-- Begin EXERCISE INPUT --

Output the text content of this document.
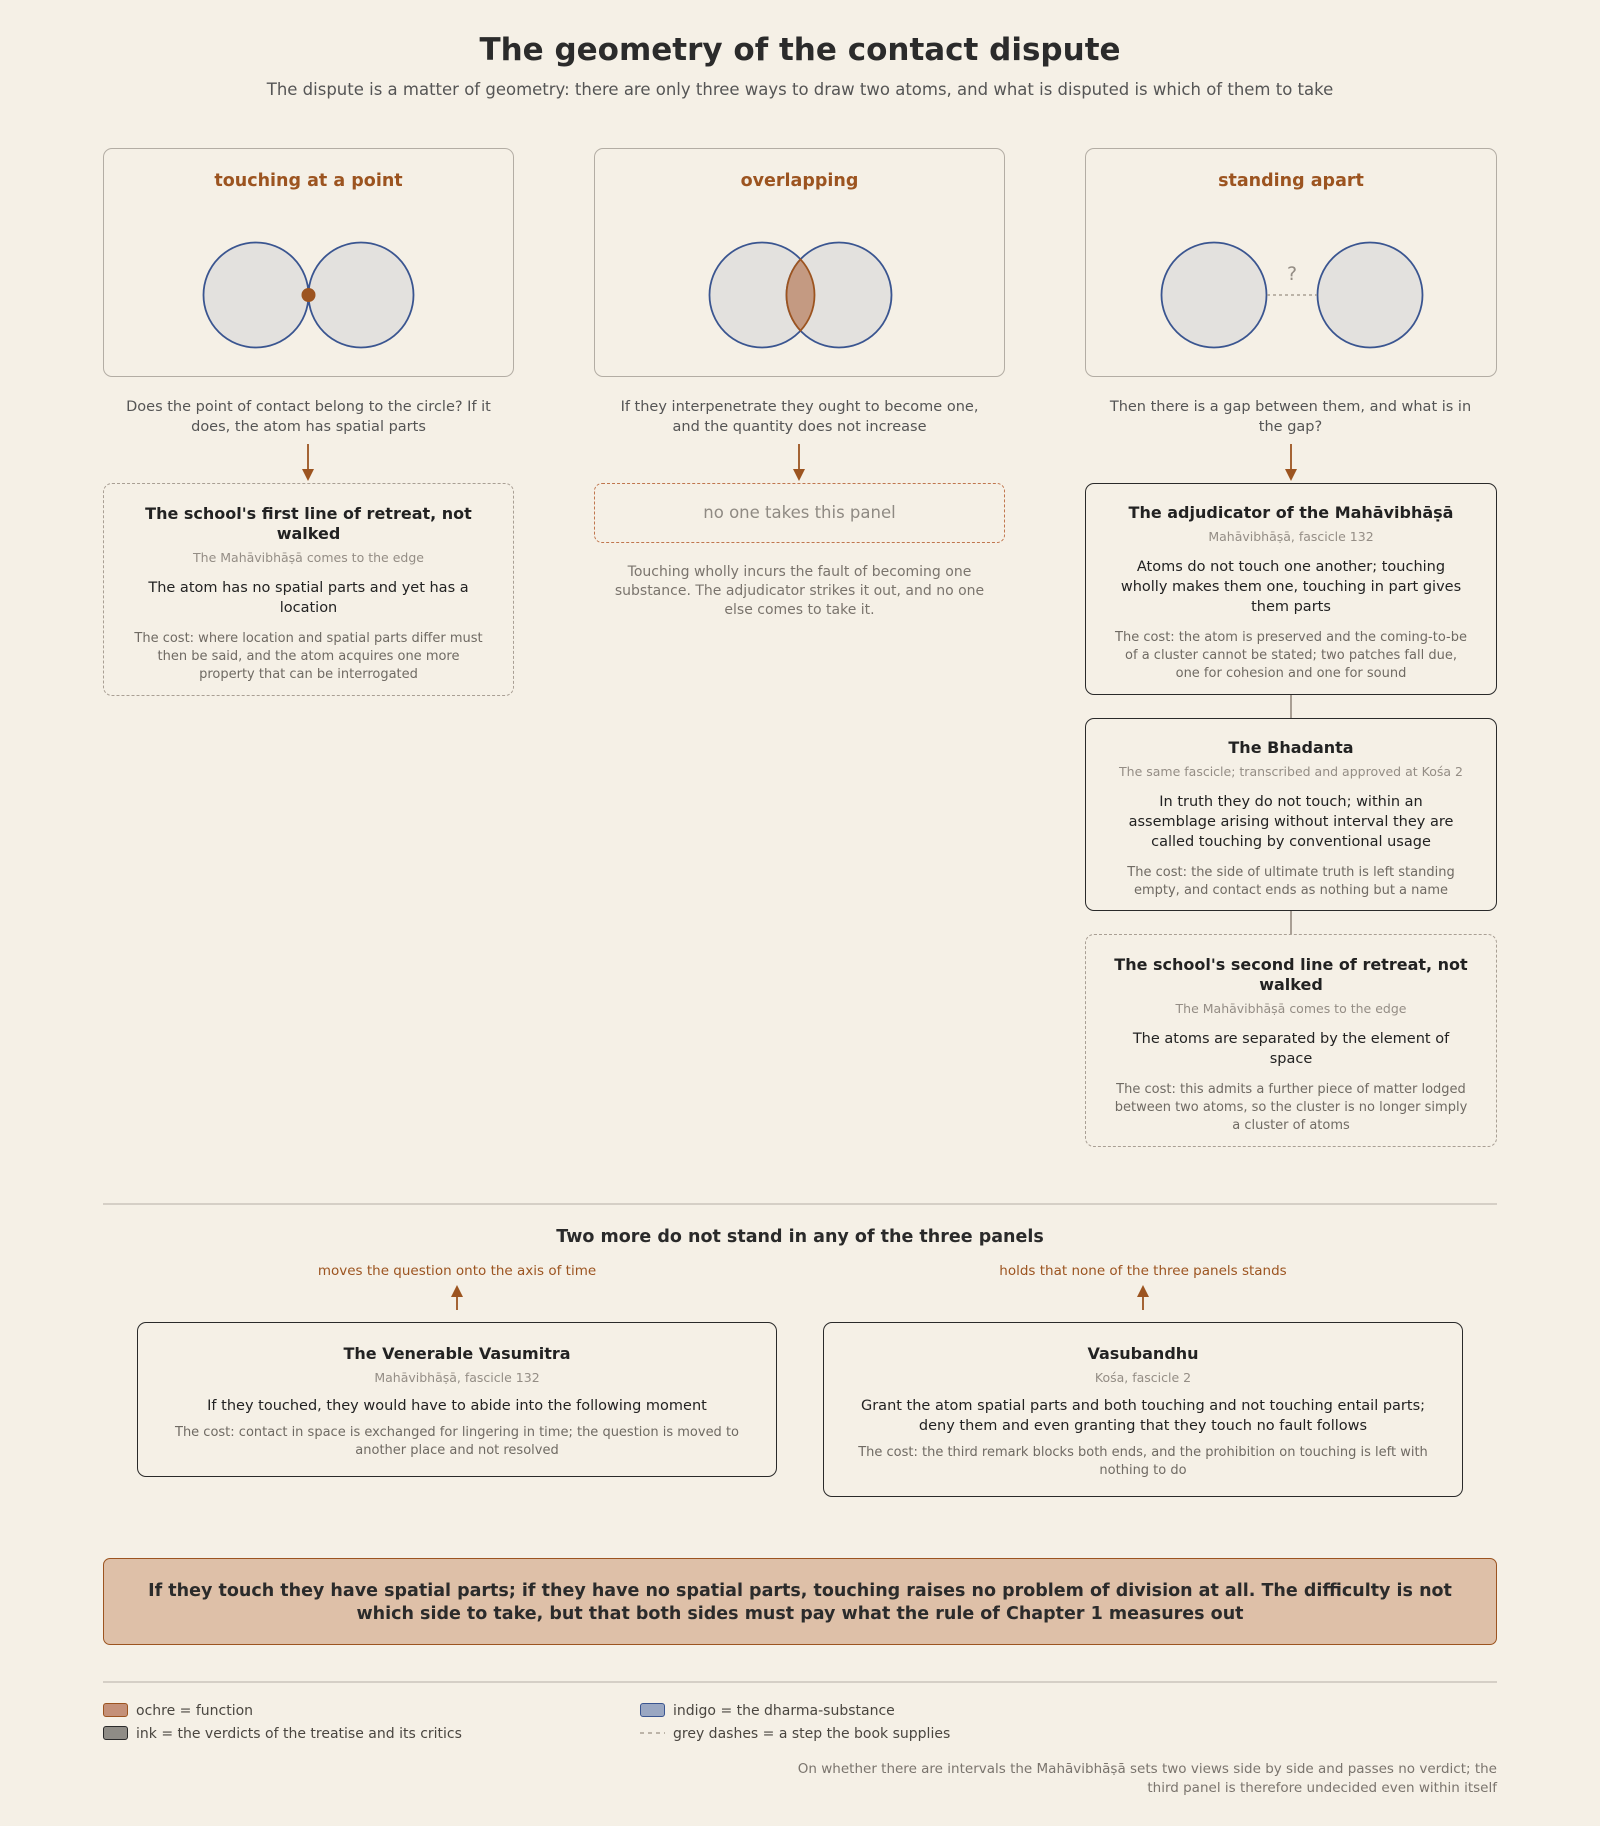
The geometry of the contact dispute
The dispute is a matter of geometry: there are only three ways to draw two atoms, and what is disputed is which of them to take
touching at a point	overlapping	standing apart
?
Does the point of contact belong to the circle? If it does, the atom has spatial parts
If they interpenetrate they ought to become one, and the quantity does not increase
Then there is a gap between them, and what is in the gap?
The school's first line of retreat, not walked
The Mahāvibhāṣā comes to the edge
The atom has no spatial parts and yet has a location
The cost: where location and spatial parts differ must then be said, and the atom acquires one more property that can be interrogated
no one takes this panel
Touching wholly incurs the fault of becoming one substance. The adjudicator strikes it out, and no one else comes to take it.
The adjudicator of the Mahāvibhāṣā
Mahāvibhāṣā, fascicle 132
Atoms do not touch one another; touching wholly makes them one, touching in part gives them parts
The cost: the atom is preserved and the coming-to-be of a cluster cannot be stated; two patches fall due, one for cohesion and one for sound
The Bhadanta
The same fascicle; transcribed and approved at Kośa 2
In truth they do not touch; within an assemblage arising without interval they are called touching by conventional usage
The cost: the side of ultimate truth is left standing empty, and contact ends as nothing but a name
The school's second line of retreat, not walked
The Mahāvibhāṣā comes to the edge
The atoms are separated by the element of space
The cost: this admits a further piece of matter lodged between two atoms, so the cluster is no longer simply a cluster of atoms
Two more do not stand in any of the three panels
moves the question onto the axis of time	holds that none of the three panels stands
The Venerable Vasumitra
Mahāvibhāṣā, fascicle 132
If they touched, they would have to abide into the following moment
The cost: contact in space is exchanged for lingering in time; the question is moved to another place and not resolved
Vasubandhu
Kośa, fascicle 2
Grant the atom spatial parts and both touching and not touching entail parts; deny them and even granting that they touch no fault follows
The cost: the third remark blocks both ends, and the prohibition on touching is left with nothing to do
If they touch they have spatial parts; if they have no spatial parts, touching raises no problem of division at all. The difficulty is not which side to take, but that both sides must pay what the rule of Chapter 1 measures out
ochre = function
ink = the verdicts of the treatise and its critics
indigo = the dharma-substance
grey dashes = a step the book supplies
On whether there are intervals the Mahāvibhāṣā sets two views side by side and passes no verdict; the third panel is therefore undecided even within itself
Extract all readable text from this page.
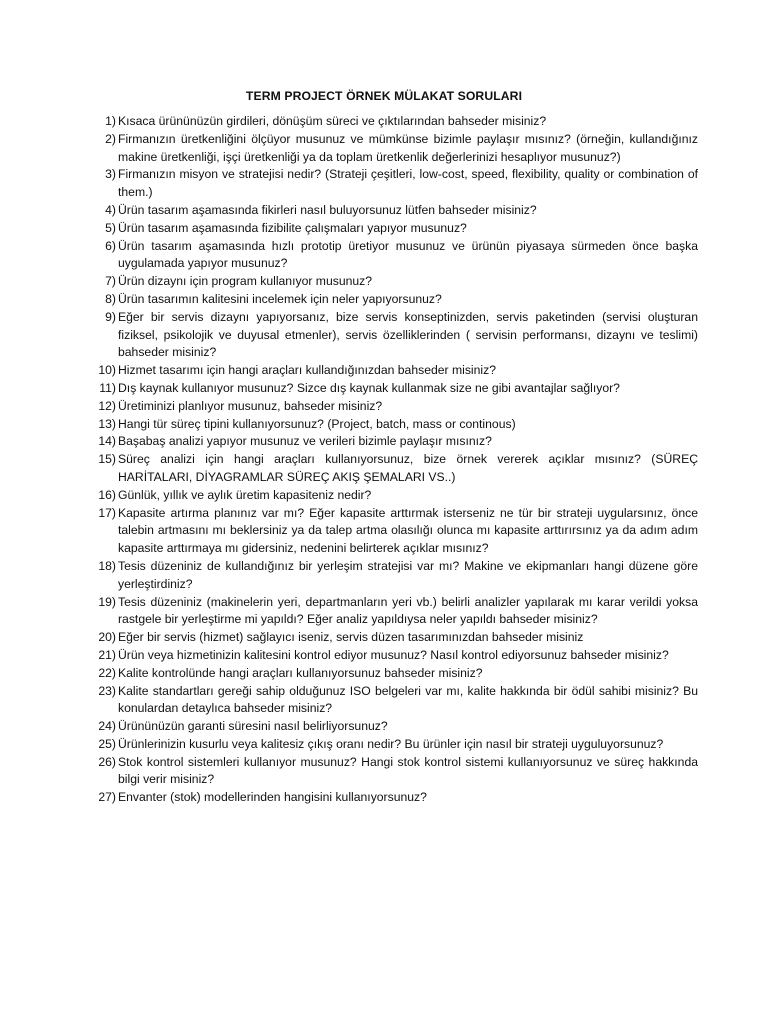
TERM PROJECT ÖRNEK MÜLAKAT SORULARI
1) Kısaca ürününüzün girdileri, dönüşüm süreci ve çıktılarından bahseder misiniz?
2) Firmanızın üretkenliğini ölçüyor musunuz ve mümkünse bizimle paylaşır mısınız? (örneğin, kullandığınız makine üretkenliği, işçi üretkenliği ya da toplam üretkenlik değerlerinizi hesaplıyor musunuz?)
3) Firmanızın misyon ve stratejisi nedir? (Strateji çeşitleri, low-cost, speed, flexibility, quality or combination of them.)
4) Ürün tasarım aşamasında fikirleri nasıl buluyorsunuz lütfen bahseder misiniz?
5) Ürün tasarım aşamasında fizibilite çalışmaları yapıyor musunuz?
6) Ürün tasarım aşamasında hızlı prototip üretiyor musunuz ve ürünün piyasaya sürmeden önce başka uygulamada yapıyor musunuz?
7) Ürün dizaynı için program kullanıyor musunuz?
8) Ürün tasarımın kalitesini incelemek için neler yapıyorsunuz?
9) Eğer bir servis dizaynı yapıyorsanız, bize servis konseptinizden, servis paketinden (servisi oluşturan fiziksel, psikolojik ve duyusal etmenler), servis özelliklerinden ( servisin performansı, dizaynı ve teslimi) bahseder misiniz?
10) Hizmet tasarımı için hangi araçları kullandığınızdan bahseder misiniz?
11) Dış kaynak kullanıyor musunuz? Sizce dış kaynak kullanmak size ne gibi avantajlar sağlıyor?
12) Üretiminizi planlıyor musunuz, bahseder misiniz?
13) Hangi tür süreç tipini kullanıyorsunuz? (Project, batch, mass or continous)
14) Başabaş analizi yapıyor musunuz ve verileri bizimle paylaşır mısınız?
15) Süreç analizi için hangi araçları kullanıyorsunuz, bize örnek vererek açıklar mısınız? (SÜREÇ HARİTALARI, DİYAGRAMLAR SÜREÇ AKIŞ ŞEMALARI VS..)
16) Günlük, yıllık ve aylık üretim kapasiteniz nedir?
17) Kapasite artırma planınız var mı? Eğer kapasite arttırmak isterseniz ne tür bir strateji uygularsınız, önce talebin artmasını mı beklersiniz ya da talep artma olasılığı olunca mı kapasite arttırırsınız ya da adım adım kapasite arttırmaya mı gidersiniz, nedenini belirterek açıklar mısınız?
18) Tesis düzeniniz de kullandığınız bir yerleşim stratejisi var mı? Makine ve ekipmanları hangi düzene göre yerleştirdiniz?
19) Tesis düzeniniz (makinelerin yeri, departmanların yeri vb.) belirli analizler yapılarak mı karar verildi yoksa rastgele bir yerleştirme mi yapıldı? Eğer analiz yapıldıysa neler yapıldı bahseder misiniz?
20) Eğer bir servis (hizmet) sağlayıcı iseniz, servis düzen tasarımınızdan bahseder misiniz
21) Ürün veya hizmetinizin kalitesini kontrol ediyor musunuz? Nasıl kontrol ediyorsunuz bahseder misiniz?
22) Kalite kontrolünde hangi araçları kullanıyorsunuz bahseder misiniz?
23) Kalite standartları gereği sahip olduğunuz ISO belgeleri var mı, kalite hakkında bir ödül sahibi misiniz? Bu konulardan detaylıca bahseder misiniz?
24) Ürününüzün garanti süresini nasıl belirliyorsunuz?
25) Ürünlerinizin kusurlu veya kalitesiz çıkış oranı nedir? Bu ürünler için nasıl bir strateji uyguluyorsunuz?
26) Stok kontrol sistemleri kullanıyor musunuz? Hangi stok kontrol sistemi kullanıyorsunuz ve süreç hakkında bilgi verir misiniz?
27) Envanter (stok) modellerinden hangisini kullanıyorsunuz?
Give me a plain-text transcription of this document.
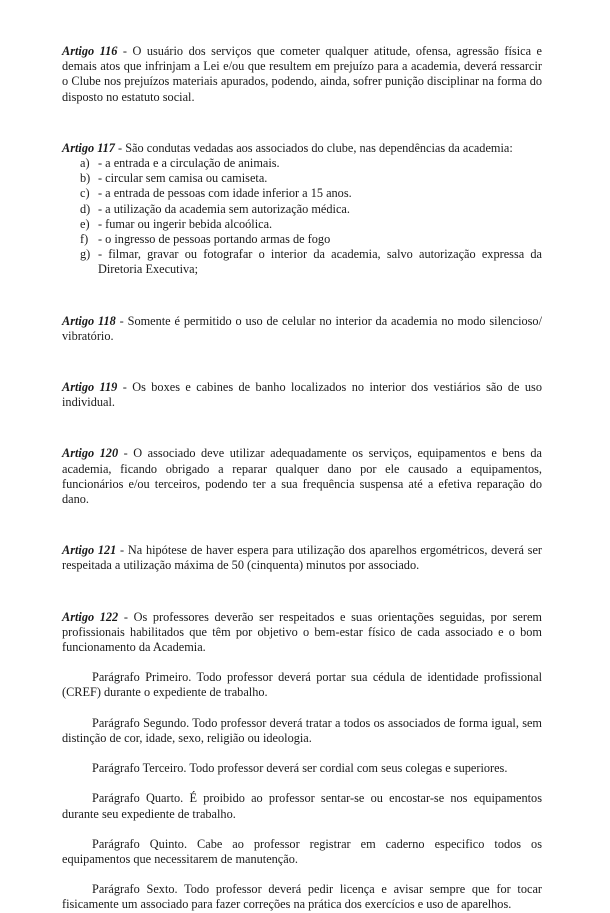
Artigo 116 - O usuário dos serviços que cometer qualquer atitude, ofensa, agressão física e demais atos que infrinjam a Lei e/ou que resultem em prejuízo para a academia, deverá ressarcir o Clube nos prejuízos materiais apurados, podendo, ainda, sofrer punição disciplinar na forma do disposto no estatuto social.

Artigo 117 - São condutas vedadas aos associados do clube, nas dependências da academia:

a) - a entrada e a circulação de animais.
b) - circular sem camisa ou camiseta.
c) - a entrada de pessoas com idade inferior a 15 anos.
d) - a utilização da academia sem autorização médica.
e) - fumar ou ingerir bebida alcoólica.
f) - o ingresso de pessoas portando armas de fogo
g) - filmar, gravar ou fotografar o interior da academia, salvo autorização expressa da Diretoria Executiva;

Artigo 118 - Somente é permitido o uso de celular no interior da academia no modo silencioso/ vibratório.

Artigo 119 - Os boxes e cabines de banho localizados no interior dos vestiários são de uso individual.

Artigo 120 - O associado deve utilizar adequadamente os serviços, equipamentos e bens da academia, ficando obrigado a reparar qualquer dano por ele causado a equipamentos, funcionários e/ou terceiros, podendo ter a sua frequência suspensa até a efetiva reparação do dano.

Artigo 121 - Na hipótese de haver espera para utilização dos aparelhos ergométricos, deverá ser respeitada a utilização máxima de 50 (cinquenta) minutos por associado.

Artigo 122 - Os professores deverão ser respeitados e suas orientações seguidas, por serem profissionais habilitados que têm por objetivo o bem-estar físico de cada associado e o bom funcionamento da Academia.

Parágrafo Primeiro. Todo professor deverá portar sua cédula de identidade profissional (CREF) durante o expediente de trabalho.

Parágrafo Segundo. Todo professor deverá tratar a todos os associados de forma igual, sem distinção de cor, idade, sexo, religião ou ideologia.

Parágrafo Terceiro. Todo professor deverá ser cordial com seus colegas e superiores.

Parágrafo Quarto. É proibido ao professor sentar-se ou encostar-se nos equipamentos durante seu expediente de trabalho.

Parágrafo Quinto. Cabe ao professor registrar em caderno especifico todos os equipamentos que necessitarem de manutenção.

Parágrafo Sexto. Todo professor deverá pedir licença e avisar sempre que for tocar fisicamente um associado para fazer correções na prática dos exercícios e uso de aparelhos.
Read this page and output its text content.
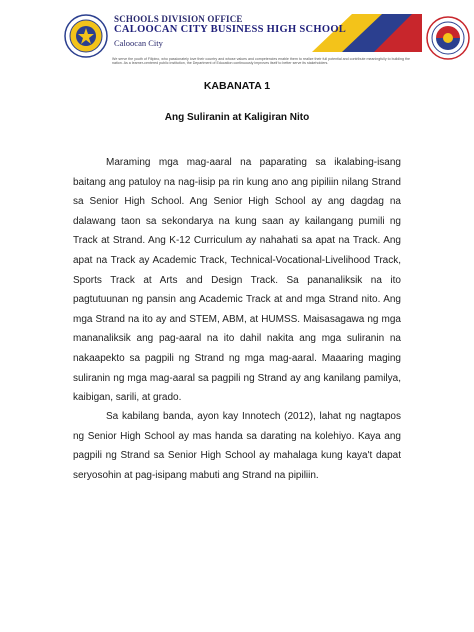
SCHOOLS DIVISION OFFICE
CALOOCAN CITY BUSINESS HIGH SCHOOL
Caloocan City
We serve the youth of Filipino, who passionately love their country and whose values and competencies enable them to realize their full potential and contribute meaningfully to building the nation. As a learner-centered public institution, the Department of Education continuously improves itself to better serve its stakeholders.
KABANATA 1
Ang Suliranin at Kaligiran Nito

Maraming mga mag-aaral na paparating sa ikalabing-isang baitang ang patuloy na nag-iisip pa rin kung ano ang pipiliin nilang Strand sa Senior High School. Ang Senior High School ay ang dagdag na dalawang taon sa sekondarya na kung saan ay kailangang pumili ng Track at Strand. Ang K-12 Curriculum ay nahahati sa apat na Track. Ang apat na Track ay Academic Track, Technical-Vocational-Livelihood Track, Sports Track at Arts and Design Track. Sa pananaliksik na ito pagtutuunan ng pansin ang Academic Track at and mga Strand nito. Ang mga Strand na ito ay and STEM, ABM, at HUMSS. Maisasagawa ng mga mananaliksik ang pag-aaral na ito dahil nakita ang mga suliranin na nakaapekto sa pagpili ng Strand ng mga mag-aaral. Maaaring maging suliranin ng mga mag-aaral sa pagpili ng Strand ay ang kanilang pamilya, kaibigan, sarili, at grado.

Sa kabilang banda, ayon kay Innotech (2012), lahat ng nagtapos ng Senior High School ay mas handa sa darating na kolehiyo. Kaya ang pagpili ng Strand sa Senior High School ay mahalaga kung kaya't dapat seryosohin at pag-isipang mabuti ang Strand na pipiliin.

-- End EXERCISE INPUT --

## EXERCISE OBJECTIVE
Give nothing but the number of lines containing the string "Strand".

## PROBLEM SOLUTION
2